• [PASSAGE TO READ]:
--- BEGIN ---
- Born: 13 October 1941 Fez, Morocco
- Died: 2 April 2004 (aged 62) Morocco
- Occupations: Banker and Economist
- Known for: Minister of economics in the cabinet of Ahmed Osman
- Spouse: Béatrice-Najat Dhobb-Slimani
- Children: 3, including French-Moroccan writer Leïla Slimani

= Othman Slimani =

Moroccan economist and banker (1941–2004)

Othman Slimani (13 October 1941 – 2 April 2004) was a Moroccan economist and banker. He was minister of economics in the Moroccan government between 1977 and 1979 and later president of CIH Bank. He was indicted for embezzlement and misappropriation of public funds but was cleared posthumously.

==Early life and education ==
Slimani came from a modest background, but being a bright student allowed him to attend French-speaking schools in Morocco, and later obtain a scholarship to study in France. After earning a degree in economics at a French university he returned to Morocco and worked in the Ministry of Economics.
--- END ---
• [GIVEN TASK 1]:
In the biography of Othman Slimani, what post did he hold in the Moroccan government between 1977 and 1979?

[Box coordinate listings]
--- BEGIN ---
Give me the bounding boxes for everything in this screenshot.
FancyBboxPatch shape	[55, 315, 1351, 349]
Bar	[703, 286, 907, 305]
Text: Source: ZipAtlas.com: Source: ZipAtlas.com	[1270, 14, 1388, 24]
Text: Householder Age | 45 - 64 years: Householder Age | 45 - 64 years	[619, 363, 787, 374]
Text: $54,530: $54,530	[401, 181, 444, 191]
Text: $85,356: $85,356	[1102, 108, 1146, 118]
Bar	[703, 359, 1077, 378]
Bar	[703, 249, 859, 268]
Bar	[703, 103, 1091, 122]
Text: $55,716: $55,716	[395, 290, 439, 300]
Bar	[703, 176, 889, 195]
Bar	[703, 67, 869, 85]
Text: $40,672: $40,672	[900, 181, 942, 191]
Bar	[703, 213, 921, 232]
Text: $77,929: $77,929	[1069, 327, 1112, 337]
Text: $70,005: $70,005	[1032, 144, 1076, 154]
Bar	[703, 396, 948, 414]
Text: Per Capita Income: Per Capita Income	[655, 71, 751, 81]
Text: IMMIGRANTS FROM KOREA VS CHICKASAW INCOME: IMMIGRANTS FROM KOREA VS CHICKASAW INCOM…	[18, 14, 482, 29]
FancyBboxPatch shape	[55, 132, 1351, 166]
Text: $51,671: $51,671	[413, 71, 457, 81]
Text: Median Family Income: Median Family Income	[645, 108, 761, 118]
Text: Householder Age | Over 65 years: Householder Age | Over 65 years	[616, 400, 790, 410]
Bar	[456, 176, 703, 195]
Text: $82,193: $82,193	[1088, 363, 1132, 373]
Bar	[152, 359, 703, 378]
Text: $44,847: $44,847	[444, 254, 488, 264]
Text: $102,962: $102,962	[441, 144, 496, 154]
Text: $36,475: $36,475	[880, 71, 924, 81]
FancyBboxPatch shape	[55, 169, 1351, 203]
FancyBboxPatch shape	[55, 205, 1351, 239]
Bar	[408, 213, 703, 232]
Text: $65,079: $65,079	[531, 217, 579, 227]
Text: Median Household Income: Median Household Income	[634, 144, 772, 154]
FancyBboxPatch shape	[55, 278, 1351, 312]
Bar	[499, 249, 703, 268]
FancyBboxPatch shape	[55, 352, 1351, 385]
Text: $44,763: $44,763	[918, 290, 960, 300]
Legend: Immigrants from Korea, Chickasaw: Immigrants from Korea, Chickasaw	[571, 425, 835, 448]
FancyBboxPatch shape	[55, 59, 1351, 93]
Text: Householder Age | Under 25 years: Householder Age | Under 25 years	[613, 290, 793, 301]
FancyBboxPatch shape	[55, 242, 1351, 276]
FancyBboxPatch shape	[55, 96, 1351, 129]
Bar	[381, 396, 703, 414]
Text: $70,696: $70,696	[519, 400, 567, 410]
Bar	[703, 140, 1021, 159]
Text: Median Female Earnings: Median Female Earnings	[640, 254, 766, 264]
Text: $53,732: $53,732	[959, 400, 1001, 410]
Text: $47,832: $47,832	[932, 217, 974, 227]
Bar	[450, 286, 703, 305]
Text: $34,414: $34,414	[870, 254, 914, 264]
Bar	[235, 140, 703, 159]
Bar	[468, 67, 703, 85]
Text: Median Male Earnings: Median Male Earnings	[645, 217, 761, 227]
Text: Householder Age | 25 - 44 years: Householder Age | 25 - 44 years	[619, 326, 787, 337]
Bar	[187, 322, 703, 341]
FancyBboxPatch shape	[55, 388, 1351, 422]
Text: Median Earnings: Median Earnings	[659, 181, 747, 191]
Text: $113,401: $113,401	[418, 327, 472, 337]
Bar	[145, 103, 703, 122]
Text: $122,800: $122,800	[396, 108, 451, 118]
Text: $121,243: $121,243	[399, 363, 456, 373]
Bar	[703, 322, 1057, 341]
--- END ---
• [GIVEN TASK 2]:
Filter the listing above and copy each line that contains the word "Householder", matching case exactly.

• [RESULT 1]:
He was minister of economics.

• [RESULT 2]:
Text: Householder Age | 45 - 64 years: Householder Age | 45 - 64 years	[619, 363, 787, 374]
Text: Householder Age | Over 65 years: Householder Age | Over 65 years	[616, 400, 790, 410]
Text: Householder Age | Under 25 years: Householder Age | Under 25 years	[613, 290, 793, 301]
Text: Householder Age | 25 - 44 years: Householder Age | 25 - 44 years	[619, 326, 787, 337]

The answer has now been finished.